## What is being asked
Reproduce every line of the data below verbatim, omitting the pictures.

## Input
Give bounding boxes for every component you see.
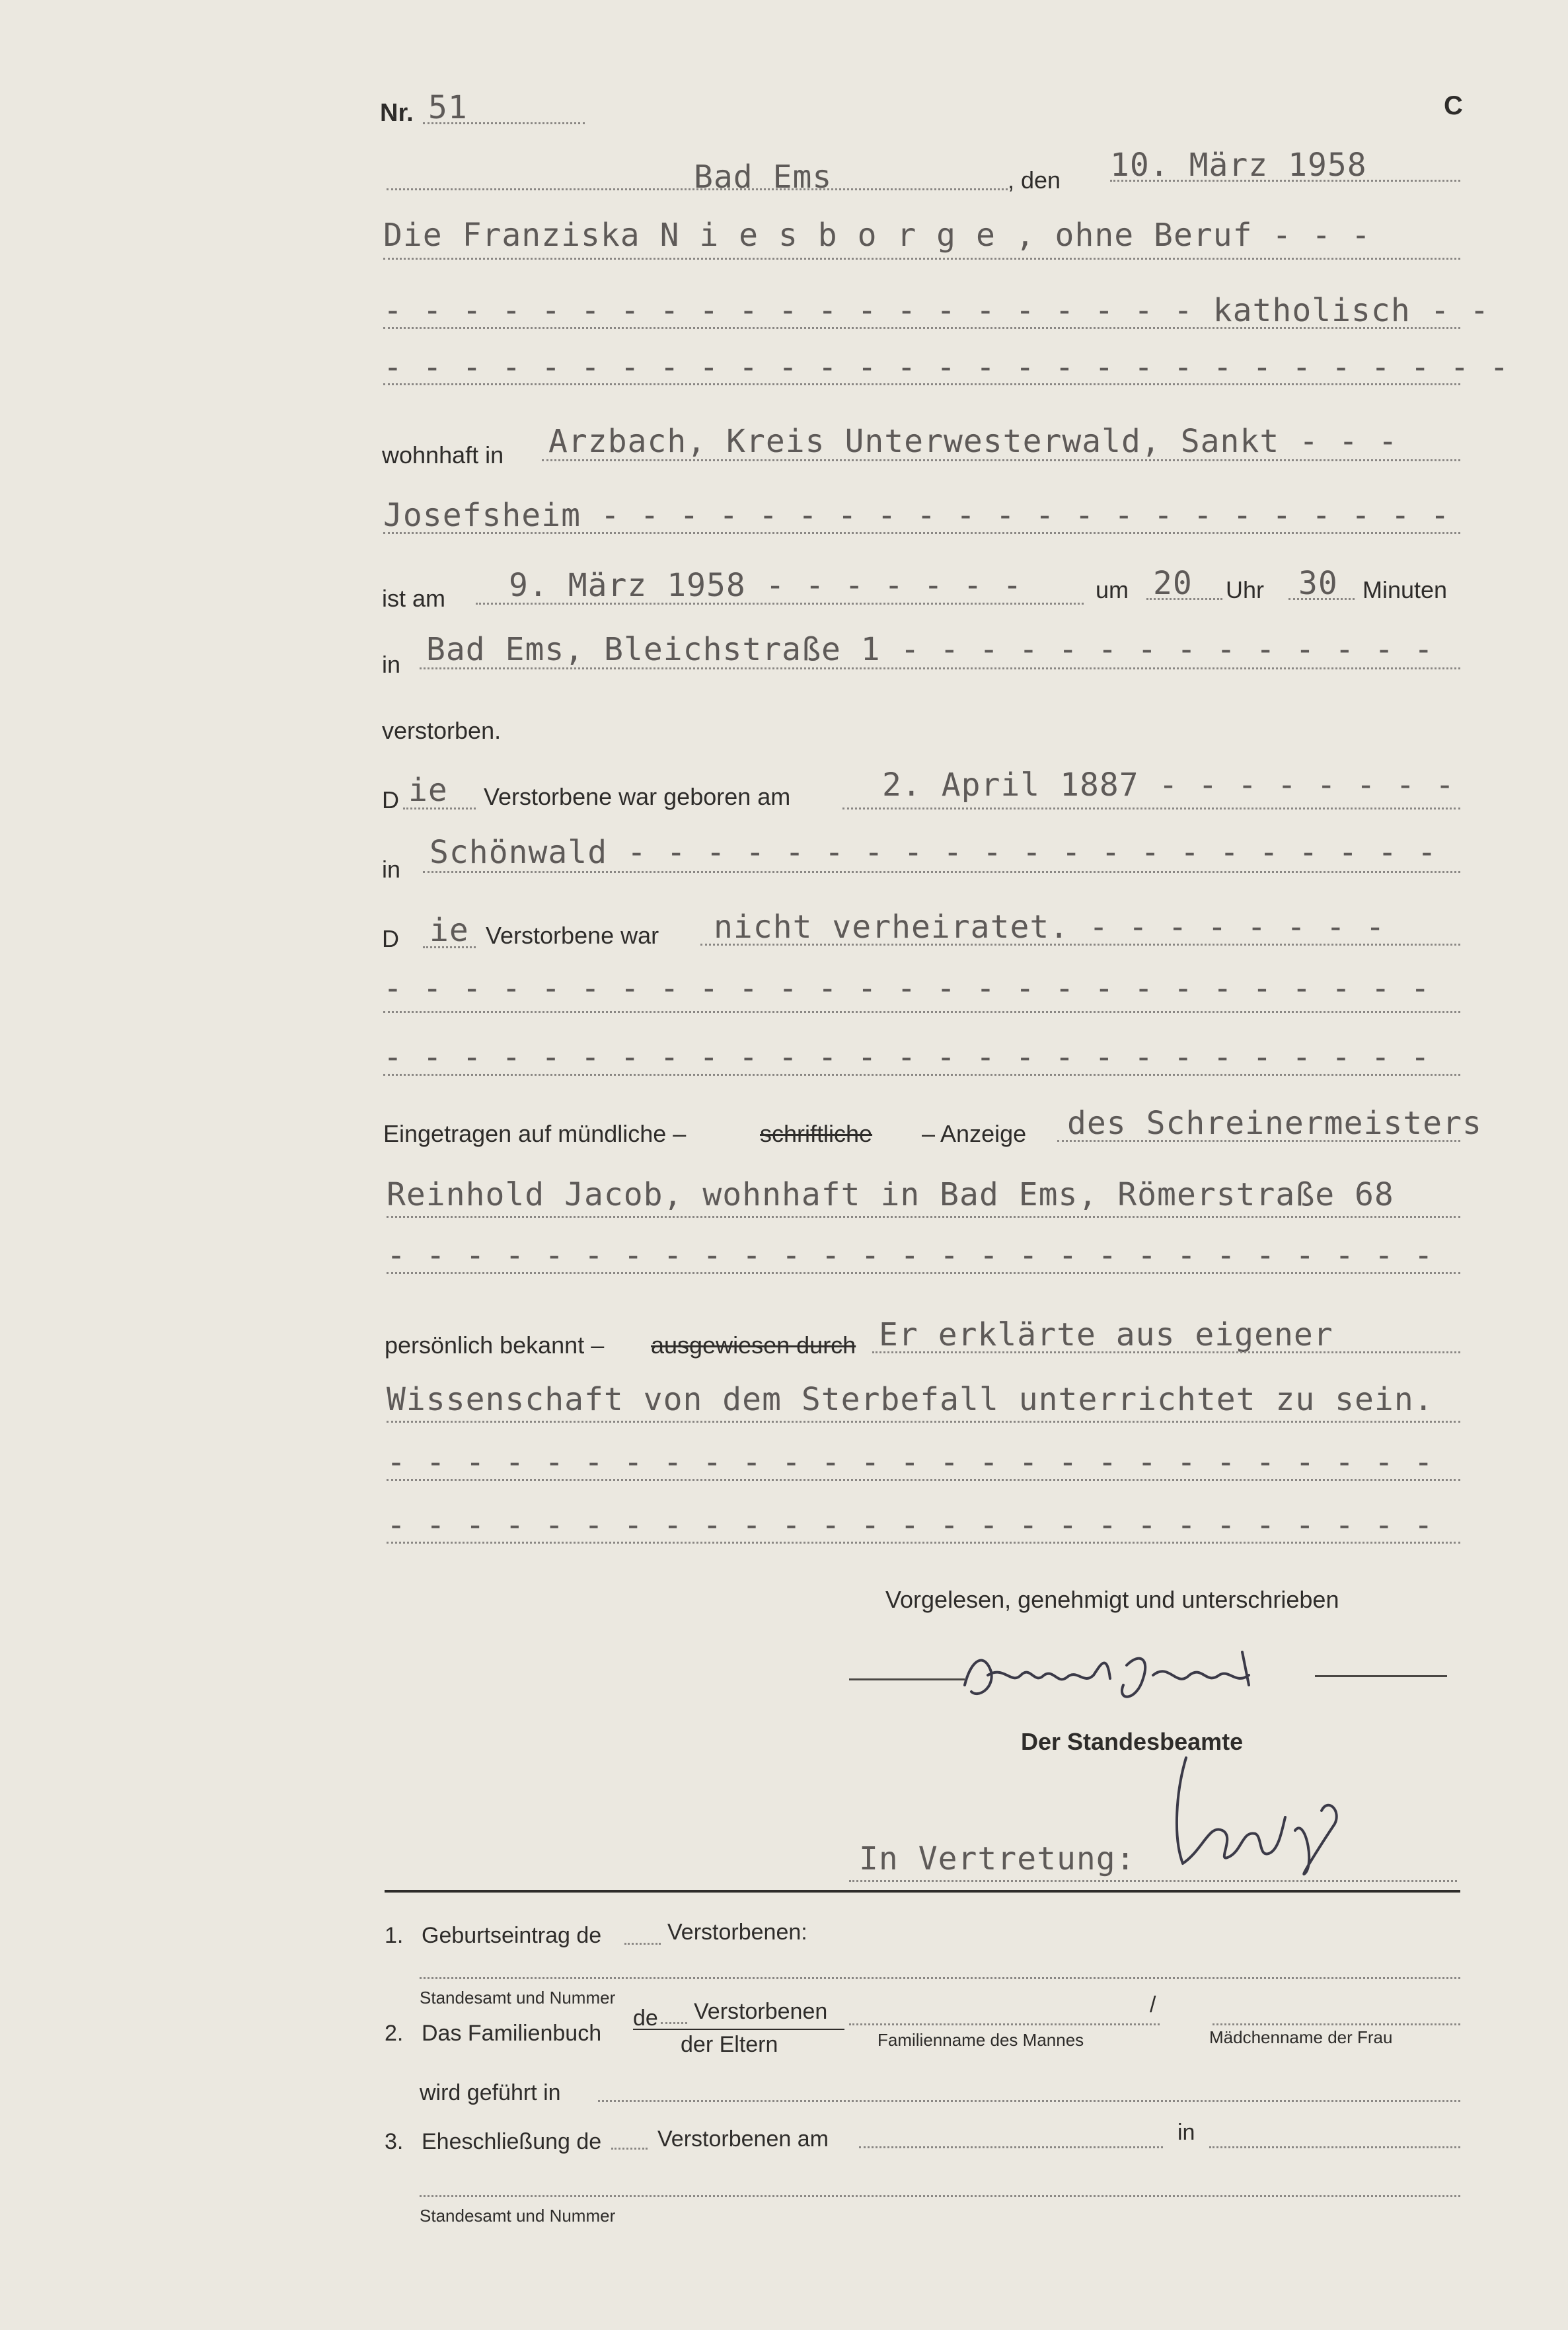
birth-d-underline <box>403 808 476 809</box>
marital-underline <box>700 944 1460 946</box>
report-underline-1 <box>1057 1140 1460 1142</box>
um-label: um <box>1096 576 1129 603</box>
place-value: Bad Ems <box>694 159 833 196</box>
birth-place-value: Schönwald - - - - - - - - - - - - - - - - - - - - - <box>429 834 1437 871</box>
death-place-label: in <box>382 651 401 678</box>
report-label-a: Eingetragen auf mündliche – <box>383 1120 687 1147</box>
minuten-label: Minuten <box>1363 576 1448 603</box>
footer-item2-fraction-line <box>633 2029 844 2030</box>
identity-text-3: - - - - - - - - - - - - - - - - - - - - - - - - - - - <box>387 1444 1434 1481</box>
footer-item2-woman-underline <box>1213 2023 1460 2025</box>
footer-item1-fill: Verstorbenen: <box>667 1920 807 1945</box>
footer-item3-date-underline <box>859 2146 1163 2148</box>
signature-line-right <box>1315 1675 1447 1677</box>
deceased-name-line: Die Franziska N i e s b o r g e , ohne Beruf - - - <box>383 217 1371 254</box>
marital-d-underline <box>423 946 476 948</box>
identity-label-a: persönlich bekannt – <box>385 1332 605 1359</box>
blank-underline-1 <box>383 383 1460 385</box>
footer-item3-underline <box>420 2195 1460 2197</box>
marital-underline-2 <box>383 1011 1460 1013</box>
nr-underline <box>423 122 585 124</box>
footer-item3-number: 3. <box>385 2129 404 2154</box>
death-place-value: Bad Ems, Bleichstraße 1 - - - - - - - - - - - - - - <box>426 631 1434 668</box>
date-value: 10. März 1958 <box>1110 147 1367 184</box>
footer-item2-man-underline <box>849 2023 1160 2025</box>
footer-item2-number: 2. <box>385 2021 404 2046</box>
deputy-underline <box>849 1880 1457 1882</box>
religion-underline <box>383 327 1460 329</box>
religion-line: - - - - - - - - - - - - - - - - - - - - - katholisch - - <box>383 292 1490 329</box>
read-approved-label: Vorgelesen, genehmigt und unterschrieben <box>885 1586 1339 1613</box>
footer-item2-man-caption: Familienname des Mannes <box>877 2030 1084 2050</box>
marital-line-3: - - - - - - - - - - - - - - - - - - - - - - - - - - - <box>383 1039 1431 1076</box>
identity-text-1: Er erklärte aus eigener <box>879 1316 1333 1353</box>
birth-d-fill: ie <box>408 772 448 809</box>
birth-label: Verstorbene war geboren am <box>484 783 791 810</box>
birth-date-value: 2. April 1887 - - - - - - - - <box>882 767 1456 804</box>
deputy-label: In Vertretung: <box>859 1840 1136 1877</box>
date-underline <box>1110 180 1460 182</box>
identity-underline-2 <box>387 1421 1460 1423</box>
uhr-label: Uhr <box>1226 576 1265 603</box>
corner-letter: C <box>1444 91 1463 120</box>
death-date-value: 9. März 1958 - - - - - - - <box>509 567 1023 604</box>
footer-item2-de-underline <box>661 2022 687 2024</box>
death-hour: 20 <box>1153 565 1193 602</box>
report-label-struck: schriftliche <box>760 1120 873 1147</box>
footer-item2-fill-bottom: der Eltern <box>681 2032 778 2057</box>
footer-item2-woman-caption: Mädchenname der Frau <box>1209 2027 1393 2047</box>
marital-label: Verstorbene war <box>486 922 659 949</box>
identity-underline-4 <box>387 1542 1460 1544</box>
verstorben-label: verstorben. <box>382 717 502 744</box>
footer-item2-label: Das Familienbuch <box>422 2021 602 2046</box>
footer-item3-de-underline <box>611 2148 648 2150</box>
death-minutes: 30 <box>1298 565 1338 602</box>
residence-line-2: Josefsheim - - - - - - - - - - - - - - - - - - - - - - <box>383 497 1450 534</box>
footer-item2-wird-label: wird geführt in <box>420 2080 561 2105</box>
death-place-underline <box>420 667 1460 669</box>
residence-underline-1 <box>542 459 1460 461</box>
informant-signature <box>958 1639 1315 1711</box>
death-date-label: ist am <box>382 585 446 612</box>
nr-label: Nr. <box>380 99 414 127</box>
residence-label: wohnhaft in <box>382 441 504 469</box>
birth-date-underline <box>842 808 1460 809</box>
footer-separator <box>385 1890 1460 1893</box>
report-text-3: - - - - - - - - - - - - - - - - - - - - - - - - - - - <box>387 1237 1434 1274</box>
identity-underline-3 <box>387 1479 1460 1481</box>
identity-underline-1 <box>872 1351 1460 1353</box>
den-label: , den <box>1008 167 1061 194</box>
footer-item2-wird-underline <box>598 2100 1460 2102</box>
footer-item3-label: Eheschließung de <box>422 2129 602 2154</box>
report-text-1: des Schreinermeisters <box>1067 1105 1482 1142</box>
marital-underline-3 <box>383 1074 1460 1076</box>
identity-text-4: - - - - - - - - - - - - - - - - - - - - - - - - - - - <box>387 1507 1434 1544</box>
footer-item1-number: 1. <box>385 1923 404 1948</box>
registrar-label: Der Standesbeamte <box>1021 1728 1244 1755</box>
footer-item1-label: Geburtseintrag de <box>422 1923 602 1948</box>
birth-place-underline <box>423 871 1460 873</box>
birth-place-label: in <box>382 856 401 883</box>
footer-item2-slash: / <box>1150 1992 1156 2017</box>
marital-d-label: D <box>382 925 399 952</box>
footer-item3-fill: Verstorbenen am <box>657 2126 829 2152</box>
report-underline-3 <box>387 1272 1460 1274</box>
report-underline-2 <box>387 1216 1460 1218</box>
footer-item1-fill-underline <box>624 1943 661 1945</box>
footer-item3-place-underline <box>1209 2146 1460 2148</box>
minutes-underline <box>1288 598 1355 600</box>
identity-text-2: Wissenschaft von dem Sterbefall unterrichtet zu sein. <box>387 1381 1434 1418</box>
signature-line-left <box>849 1678 965 1680</box>
footer-item2-fill-top: Verstorbenen <box>694 1999 828 2024</box>
birth-d-label: D <box>382 786 399 813</box>
footer-item1-subcaption: Standesamt und Nummer <box>420 1988 616 2008</box>
place-underline <box>387 188 1008 190</box>
nr-value: 51 <box>428 89 468 126</box>
residence-line-1: Arzbach, Kreis Unterwesterwald, Sankt - - - <box>548 423 1398 460</box>
name-underline <box>383 258 1460 260</box>
footer-item3-in-label: in <box>1177 2120 1195 2145</box>
footer-item1-underline <box>420 1977 1460 1979</box>
registrar-signature <box>1163 1751 1361 1883</box>
death-date-underline <box>476 603 1084 605</box>
report-text-2: Reinhold Jacob, wohnhaft in Bad Ems, Römerstraße 68 <box>387 1176 1394 1213</box>
report-label-b: – Anzeige <box>922 1120 1027 1147</box>
footer-item3-subcaption: Standesamt und Nummer <box>420 2206 616 2226</box>
marital-line-2: - - - - - - - - - - - - - - - - - - - - - - - - - - - <box>383 970 1431 1007</box>
blank-line-1: - - - - - - - - - - - - - - - - - - - - - - - - - - - - - <box>383 349 1510 386</box>
footer-item2-de: de <box>633 2006 658 2031</box>
residence-underline-2 <box>383 532 1460 534</box>
hour-underline <box>1146 598 1222 600</box>
identity-label-struck: ausgewiesen durch <box>651 1332 856 1359</box>
marital-d-fill: ie <box>429 912 469 949</box>
marital-status-value: nicht verheiratet. - - - - - - - - <box>714 909 1386 946</box>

## Exercise answer
Give bounding boxes for every component you see.
birth-d-underline <box>403 808 476 809</box>
marital-underline <box>700 944 1460 946</box>
report-underline-1 <box>1057 1140 1460 1142</box>
um-label: um <box>1096 576 1129 603</box>
place-value: Bad Ems <box>694 159 833 196</box>
birth-place-value: Schönwald - - - - - - - - - - - - - - - - - - - - - <box>429 834 1437 871</box>
death-place-label: in <box>382 651 401 678</box>
report-label-a: Eingetragen auf mündliche – <box>383 1120 687 1147</box>
minuten-label: Minuten <box>1363 576 1448 603</box>
footer-item2-fraction-line <box>633 2029 844 2030</box>
identity-text-3: - - - - - - - - - - - - - - - - - - - - - - - - - - - <box>387 1444 1434 1481</box>
footer-item2-woman-underline <box>1213 2023 1460 2025</box>
footer-item1-fill: Verstorbenen: <box>667 1920 807 1945</box>
footer-item3-date-underline <box>859 2146 1163 2148</box>
signature-line-right <box>1315 1675 1447 1677</box>
deceased-name-line: Die Franziska N i e s b o r g e , ohne Beruf - - - <box>383 217 1371 254</box>
marital-d-underline <box>423 946 476 948</box>
identity-label-a: persönlich bekannt – <box>385 1332 605 1359</box>
blank-underline-1 <box>383 383 1460 385</box>
footer-item3-underline <box>420 2195 1460 2197</box>
marital-underline-2 <box>383 1011 1460 1013</box>
nr-underline <box>423 122 585 124</box>
footer-item3-number: 3. <box>385 2129 404 2154</box>
death-place-value: Bad Ems, Bleichstraße 1 - - - - - - - - - - - - - - <box>426 631 1434 668</box>
date-value: 10. März 1958 <box>1110 147 1367 184</box>
footer-item2-man-underline <box>849 2023 1160 2025</box>
footer-item2-number: 2. <box>385 2021 404 2046</box>
deputy-underline <box>849 1880 1457 1882</box>
religion-underline <box>383 327 1460 329</box>
religion-line: - - - - - - - - - - - - - - - - - - - - - katholisch - - <box>383 292 1490 329</box>
read-approved-label: Vorgelesen, genehmigt und unterschrieben <box>885 1586 1339 1613</box>
footer-item2-man-caption: Familienname des Mannes <box>877 2030 1084 2050</box>
marital-line-3: - - - - - - - - - - - - - - - - - - - - - - - - - - - <box>383 1039 1431 1076</box>
identity-text-1: Er erklärte aus eigener <box>879 1316 1333 1353</box>
birth-d-fill: ie <box>408 772 448 809</box>
birth-label: Verstorbene war geboren am <box>484 783 791 810</box>
birth-date-value: 2. April 1887 - - - - - - - - <box>882 767 1456 804</box>
deputy-label: In Vertretung: <box>859 1840 1136 1877</box>
date-underline <box>1110 180 1460 182</box>
identity-underline-2 <box>387 1421 1460 1423</box>
uhr-label: Uhr <box>1226 576 1265 603</box>
corner-letter: C <box>1444 91 1463 120</box>
death-date-value: 9. März 1958 - - - - - - - <box>509 567 1023 604</box>
footer-item2-de-underline <box>661 2022 687 2024</box>
death-hour: 20 <box>1153 565 1193 602</box>
report-label-struck: schriftliche <box>760 1120 873 1147</box>
footer-item2-fill-bottom: der Eltern <box>681 2032 778 2057</box>
footer-item2-woman-caption: Mädchenname der Frau <box>1209 2027 1393 2047</box>
marital-label: Verstorbene war <box>486 922 659 949</box>
identity-underline-4 <box>387 1542 1460 1544</box>
verstorben-label: verstorben. <box>382 717 502 744</box>
footer-item2-label: Das Familienbuch <box>422 2021 602 2046</box>
footer-item3-de-underline <box>611 2148 648 2150</box>
death-minutes: 30 <box>1298 565 1338 602</box>
residence-line-2: Josefsheim - - - - - - - - - - - - - - - - - - - - - - <box>383 497 1450 534</box>
footer-item2-wird-label: wird geführt in <box>420 2080 561 2105</box>
death-place-underline <box>420 667 1460 669</box>
residence-underline-1 <box>542 459 1460 461</box>
informant-signature <box>958 1639 1315 1711</box>
death-date-label: ist am <box>382 585 446 612</box>
nr-label: Nr. <box>380 99 414 127</box>
residence-label: wohnhaft in <box>382 441 504 469</box>
birth-date-underline <box>842 808 1460 809</box>
footer-separator <box>385 1890 1460 1893</box>
report-text-3: - - - - - - - - - - - - - - - - - - - - - - - - - - - <box>387 1237 1434 1274</box>
identity-underline-3 <box>387 1479 1460 1481</box>
identity-underline-1 <box>872 1351 1460 1353</box>
den-label: , den <box>1008 167 1061 194</box>
footer-item2-wird-underline <box>598 2100 1460 2102</box>
footer-item3-label: Eheschließung de <box>422 2129 602 2154</box>
report-text-1: des Schreinermeisters <box>1067 1105 1482 1142</box>
marital-underline-3 <box>383 1074 1460 1076</box>
identity-text-4: - - - - - - - - - - - - - - - - - - - - - - - - - - - <box>387 1507 1434 1544</box>
footer-item1-number: 1. <box>385 1923 404 1948</box>
registrar-label: Der Standesbeamte <box>1021 1728 1244 1755</box>
footer-item1-label: Geburtseintrag de <box>422 1923 602 1948</box>
birth-place-underline <box>423 871 1460 873</box>
birth-place-label: in <box>382 856 401 883</box>
footer-item2-slash: / <box>1150 1992 1156 2017</box>
marital-d-label: D <box>382 925 399 952</box>
footer-item3-fill: Verstorbenen am <box>657 2126 829 2152</box>
report-underline-3 <box>387 1272 1460 1274</box>
report-underline-2 <box>387 1216 1460 1218</box>
footer-item1-fill-underline <box>624 1943 661 1945</box>
footer-item3-place-underline <box>1209 2146 1460 2148</box>
minutes-underline <box>1288 598 1355 600</box>
identity-text-2: Wissenschaft von dem Sterbefall unterrichtet zu sein. <box>387 1381 1434 1418</box>
signature-line-left <box>849 1678 965 1680</box>
footer-item2-fill-top: Verstorbenen <box>694 1999 828 2024</box>
birth-d-label: D <box>382 786 399 813</box>
footer-item1-subcaption: Standesamt und Nummer <box>420 1988 616 2008</box>
place-underline <box>387 188 1008 190</box>
nr-value: 51 <box>428 89 468 126</box>
residence-line-1: Arzbach, Kreis Unterwesterwald, Sankt - - - <box>548 423 1398 460</box>
name-underline <box>383 258 1460 260</box>
footer-item3-in-label: in <box>1177 2120 1195 2145</box>
footer-item1-underline <box>420 1977 1460 1979</box>
registrar-signature <box>1163 1751 1361 1883</box>
death-date-underline <box>476 603 1084 605</box>
report-text-2: Reinhold Jacob, wohnhaft in Bad Ems, Römerstraße 68 <box>387 1176 1394 1213</box>
report-label-b: – Anzeige <box>922 1120 1027 1147</box>
footer-item3-subcaption: Standesamt und Nummer <box>420 2206 616 2226</box>
marital-line-2: - - - - - - - - - - - - - - - - - - - - - - - - - - - <box>383 970 1431 1007</box>
blank-line-1: - - - - - - - - - - - - - - - - - - - - - - - - - - - - - <box>383 349 1510 386</box>
footer-item2-de: de <box>633 2006 658 2031</box>
residence-underline-2 <box>383 532 1460 534</box>
hour-underline <box>1146 598 1222 600</box>
identity-label-struck: ausgewiesen durch <box>651 1332 856 1359</box>
marital-d-fill: ie <box>429 912 469 949</box>
marital-status-value: nicht verheiratet. - - - - - - - - <box>714 909 1386 946</box>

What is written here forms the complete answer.